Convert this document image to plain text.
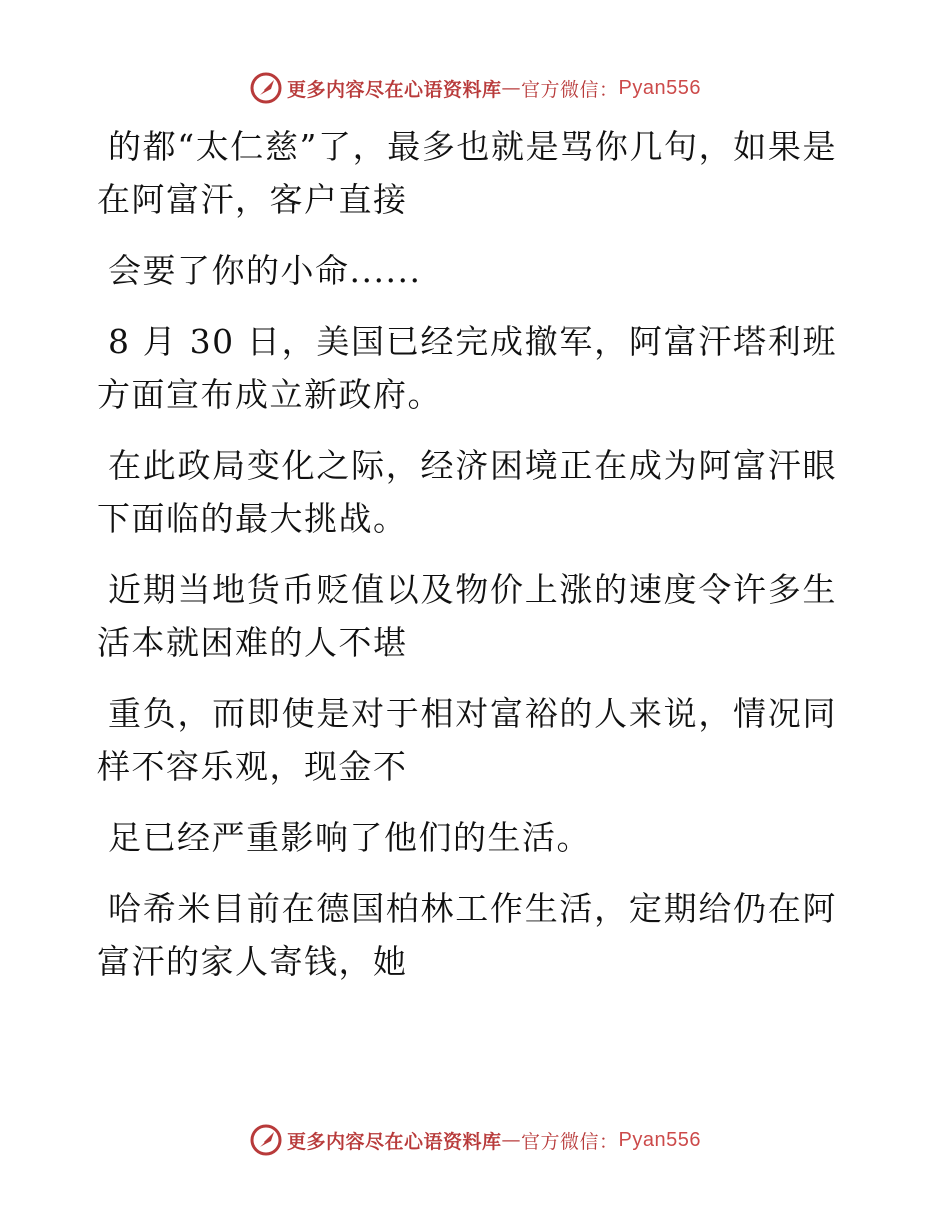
更多内容尽在心语资料库 — 官方微信： Pyan556

的都“太仁慈”了，最多也就是骂你几句，如果是在阿富汗，客户直接

会要了你的小命......

8 月 30 日，美国已经完成撤军，阿富汗塔利班方面宣布成立新政府。

在此政局变化之际，经济困境正在成为阿富汗眼下面临的最大挑战。

近期当地货币贬值以及物价上涨的速度令许多生活本就困难的人不堪

重负，而即使是对于相对富裕的人来说，情况同样不容乐观，现金不

足已经严重影响了他们的生活。

哈希米目前在德国柏林工作生活，定期给仍在阿富汗的家人寄钱，她

更多内容尽在心语资料库 — 官方微信： Pyan556
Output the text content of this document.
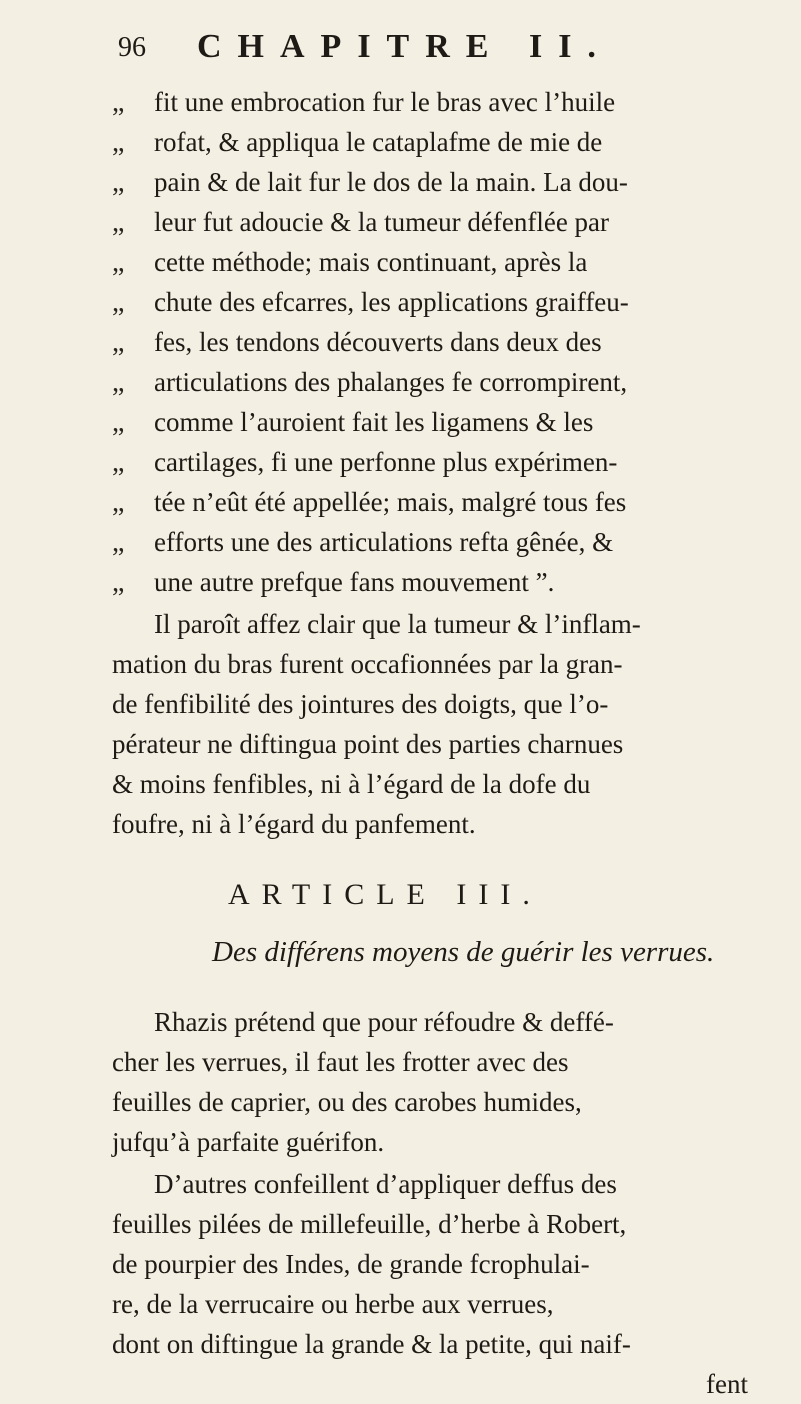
96 CHAPITRE II.
„ fit une embrocation fur le bras avec l’huile
„ rofat, & appliqua le cataplafme de mie de
„ pain & de lait fur le dos de la main. La dou-
„ leur fut adoucie & la tumeur défenflée par
„ cette méthode; mais continuant, après la
„ chute des efcarres, les applications graiffeu-
„ fes, les tendons découverts dans deux des
„ articulations des phalanges fe corrompirent,
„ comme l’auroient fait les ligamens & les
„ cartilages, fi une perfonne plus expérimen-
„ tée n’eût été appellée; mais, malgré tous fes
„ efforts une des articulations refta gênée, &
„ une autre prefque fans mouvement ”.
Il paroît affez clair que la tumeur & l’inflam-
mation du bras furent occafionnées par la gran-
de fenfibilité des jointures des doigts, que l’o-
pérateur ne diftingua point des parties charnues
& moins fenfibles, ni à l’égard de la dofe du
foufre, ni à l’égard du panfement.
ARTICLE III.
Des différens moyens de guérir les verrues.
Rhazis prétend que pour réfoudre & deffé-
cher les verrues, il faut les frotter avec des
feuilles de caprier, ou des carobes humides,
jufqu’à parfaite guérifon.
D’autres confeillent d’appliquer deffus des
feuilles pilées de millefeuille, d’herbe à Robert,
de pourpier des Indes, de grande fcrophulai-
re, de la verrucaire ou herbe aux verrues,
dont on diftingue la grande & la petite, qui naif-
fent
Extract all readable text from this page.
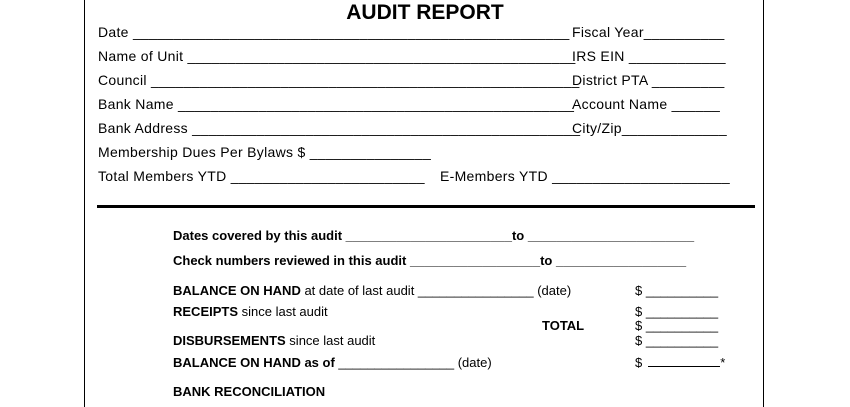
AUDIT REPORT
Date ______________________________________________________
Name of Unit ________________________________________________
Council _____________________________________________________
Bank Name _________________________________________________
Bank Address ________________________________________________
Membership Dues Per Bylaws $ _______________
Total Members YTD ________________________
Fiscal Year__________
IRS EIN ____________
District PTA _________
Account Name ______
City/Zip_____________
E-Members YTD ______________________
Dates covered by this audit _______________________to _______________________
Check numbers reviewed in this audit __________________to __________________
BALANCE ON HAND at date of last audit ________________ (date)
RECEIPTS since last audit
TOTAL
DISBURSEMENTS since last audit
BALANCE ON HAND as of ________________ (date)
$ __________
$ __________
$ __________
$ __________
$	*
BANK RECONCILIATION
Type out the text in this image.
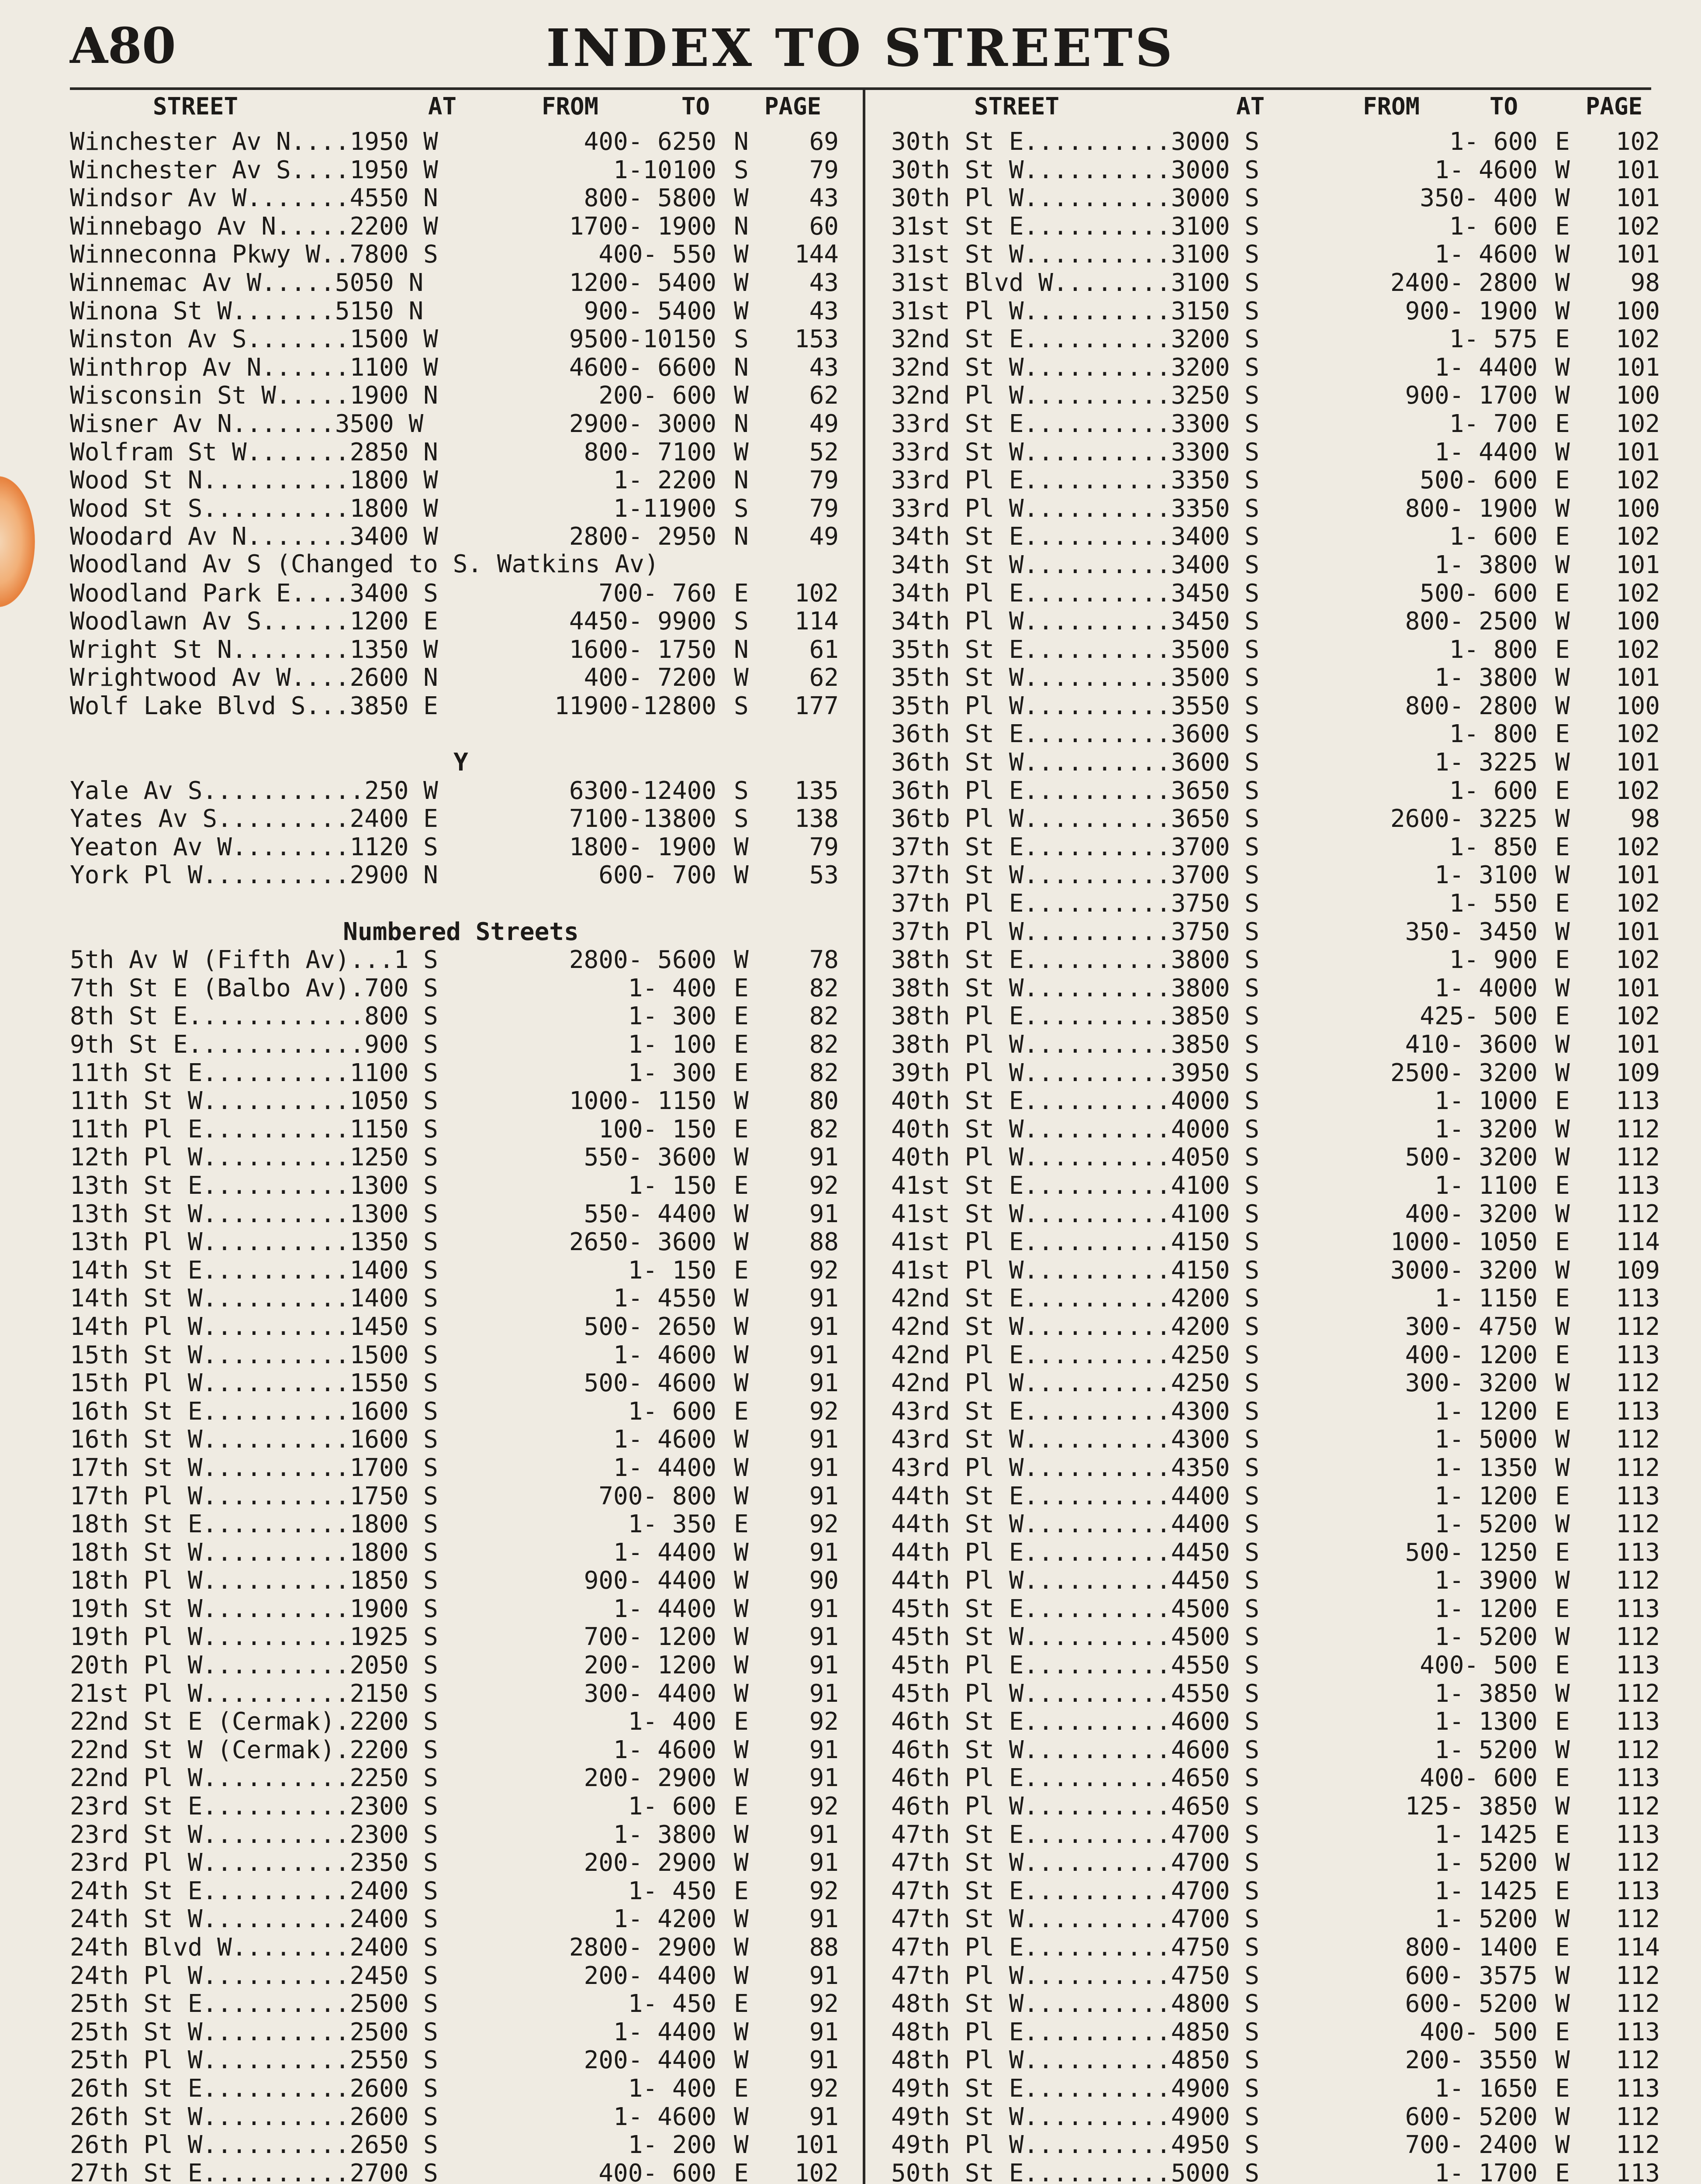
A80	INDEX TO STREETS
STREET	AT	FROM	TO PAGE
Winchester Av N....1950 W	400- 6250 N	69
Winchester Av S....1950 W	1-10100 S	79
Windsor Av W.......4550 N	800- 5800 W	43
Winnebago Av N.....2200 W	1700- 1900 N	60
Winneconna Pkwy W..7800 S	400- 550 W	144
Winnemac Av W.....5050 N	1200- 5400 W	43
Winona St W.......5150 N	900- 5400 W	43
Winston Av S.......1500 W	9500-10150 S	153
Winthrop Av N......1100 W	4600- 6600 N	43
Wisconsin St W.....1900 N	200- 600 W	62
Wisner Av N.......3500 W	2900- 3000 N	49
Wolfram St W.......2850 N	800- 7100 W	52
Wood St N..........1800 W	1- 2200 N	79
Wood St S..........1800 W	1-11900 S	79
Woodard Av N.......3400 W	2800- 2950 N	49
Woodland Av S (Changed to S. Watkins Av)
Woodland Park E....3400 S	700- 760 E	102
Woodlawn Av S......1200 E	4450- 9900 S	114
Wright St N........1350 W	1600- 1750 N	61
Wrightwood Av W....2600 N	400- 7200 W	62
Wolf Lake Blvd S...3850 E	11900-12800 S	177
Y
Yale Av S...........250 W	6300-12400 S	135
Yates Av S.........2400 E	7100-13800 S	138
Yeaton Av W........1120 S	1800- 1900 W	79
York Pl W..........2900 N	600- 700 W	53
Numbered Streets
5th Av W (Fifth Av)...1 S	2800- 5600 W	78
7th St E (Balbo Av).700 S	1- 400 E	82
8th St E............800 S	1- 300 E	82
9th St E............900 S	1- 100 E	82
11th St E..........1100 S	1- 300 E	82
11th St W..........1050 S	1000- 1150 W	80
11th Pl E..........1150 S	100- 150 E	82
12th Pl W..........1250 S	550- 3600 W	91
13th St E..........1300 S	1- 150 E	92
13th St W..........1300 S	550- 4400 W	91
13th Pl W..........1350 S	2650- 3600 W	88
14th St E..........1400 S	1- 150 E	92
14th St W..........1400 S	1- 4550 W	91
14th Pl W..........1450 S	500- 2650 W	91
15th St W..........1500 S	1- 4600 W	91
15th Pl W..........1550 S	500- 4600 W	91
16th St E..........1600 S	1- 600 E	92
16th St W..........1600 S	1- 4600 W	91
17th St W..........1700 S	1- 4400 W	91
17th Pl W..........1750 S	700- 800 W	91
18th St E..........1800 S	1- 350 E	92
18th St W..........1800 S	1- 4400 W	91
18th Pl W..........1850 S	900- 4400 W	90
19th St W..........1900 S	1- 4400 W	91
19th Pl W..........1925 S	700- 1200 W	91
20th Pl W..........2050 S	200- 1200 W	91
21st Pl W..........2150 S	300- 4400 W	91
22nd St E (Cermak).2200 S	1- 400 E	92
22nd St W (Cermak).2200 S	1- 4600 W	91
22nd Pl W..........2250 S	200- 2900 W	91
23rd St E..........2300 S	1- 600 E	92
23rd St W..........2300 S	1- 3800 W	91
23rd Pl W..........2350 S	200- 2900 W	91
24th St E..........2400 S	1- 450 E	92
24th St W..........2400 S	1- 4200 W	91
24th Blvd W........2400 S	2800- 2900 W	88
24th Pl W..........2450 S	200- 4400 W	91
25th St E..........2500 S	1- 450 E	92
25th St W..........2500 S	1- 4400 W	91
25th Pl W..........2550 S	200- 4400 W	91
26th St E..........2600 S	1- 400 E	92
26th St W..........2600 S	1- 4600 W	91
26th Pl W..........2650 S	1- 200 W	101
27th St E..........2700 S	400- 600 E	102
STREET	AT	FROM	TO	PAGE
30th St E..........3000 S	1- 600 E	102
30th St W..........3000 S	1- 4600 W	101
30th Pl W..........3000 S	350- 400 W	101
31st St E..........3100 S	1- 600 E	102
31st St W..........3100 S	1- 4600 W	101
31st Blvd W........3100 S	2400- 2800 W	98
31st Pl W..........3150 S	900- 1900 W	100
32nd St E..........3200 S	1- 575 E	102
32nd St W..........3200 S	1- 4400 W	101
32nd Pl W..........3250 S	900- 1700 W	100
33rd St E..........3300 S	1- 700 E	102
33rd St W..........3300 S	1- 4400 W	101
33rd Pl E..........3350 S	500- 600 E	102
33rd Pl W..........3350 S	800- 1900 W	100
34th St E..........3400 S	1- 600 E	102
34th St W..........3400 S	1- 3800 W	101
34th Pl E..........3450 S	500- 600 E	102
34th Pl W..........3450 S	800- 2500 W	100
35th St E..........3500 S	1- 800 E	102
35th St W..........3500 S	1- 3800 W	101
35th Pl W..........3550 S	800- 2800 W	100
36th St E..........3600 S	1- 800 E	102
36th St W..........3600 S	1- 3225 W	101
36th Pl E..........3650 S	1- 600 E	102
36tb Pl W..........3650 S	2600- 3225 W	98
37th St E..........3700 S	1- 850 E	102
37th St W..........3700 S	1- 3100 W	101
37th Pl E..........3750 S	1- 550 E	102
37th Pl W..........3750 S	350- 3450 W	101
38th St E..........3800 S	1- 900 E	102
38th St W..........3800 S	1- 4000 W	101
38th Pl E..........3850 S	425- 500 E	102
38th Pl W..........3850 S	410- 3600 W	101
39th Pl W..........3950 S	2500- 3200 W	109
40th St E..........4000 S	1- 1000 E	113
40th St W..........4000 S	1- 3200 W	112
40th Pl W..........4050 S	500- 3200 W	112
41st St E..........4100 S	1- 1100 E	113
41st St W..........4100 S	400- 3200 W	112
41st Pl E..........4150 S	1000- 1050 E	114
41st Pl W..........4150 S	3000- 3200 W	109
42nd St E..........4200 S	1- 1150 E	113
42nd St W..........4200 S	300- 4750 W	112
42nd Pl E..........4250 S	400- 1200 E	113
42nd Pl W..........4250 S	300- 3200 W	112
43rd St E..........4300 S	1- 1200 E	113
43rd St W..........4300 S	1- 5000 W	112
43rd Pl W..........4350 S	1- 1350 W	112
44th St E..........4400 S	1- 1200 E	113
44th St W..........4400 S	1- 5200 W	112
44th Pl E..........4450 S	500- 1250 E	113
44th Pl W..........4450 S	1- 3900 W	112
45th St E..........4500 S	1- 1200 E	113
45th St W..........4500 S	1- 5200 W	112
45th Pl E..........4550 S	400- 500 E	113
45th Pl W..........4550 S	1- 3850 W	112
46th St E..........4600 S	1- 1300 E	113
46th St W..........4600 S	1- 5200 W	112
46th Pl E..........4650 S	400- 600 E	113
46th Pl W..........4650 S	125- 3850 W	112
47th St E..........4700 S	1- 1425 E	113
47th St W..........4700 S	1- 5200 W	112
47th St E..........4700 S	1- 1425 E	113
47th St W..........4700 S	1- 5200 W	112
47th Pl E..........4750 S	800- 1400 E	114
47th Pl W..........4750 S	600- 3575 W	112
48th St W..........4800 S	600- 5200 W	112
48th Pl E..........4850 S	400- 500 E	113
48th Pl W..........4850 S	200- 3550 W	112
49th St E..........4900 S	1- 1650 E	113
49th St W..........4900 S	600- 5200 W	112
49th Pl W..........4950 S	700- 2400 W	112
50th St E..........5000 S	1- 1700 E	113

■ ■ ■ ■ ■

[SET TASK]:
Each line that contains the word "articulations" counts toward the total; give only that total.

[EXERCISE OUTPUT]:
2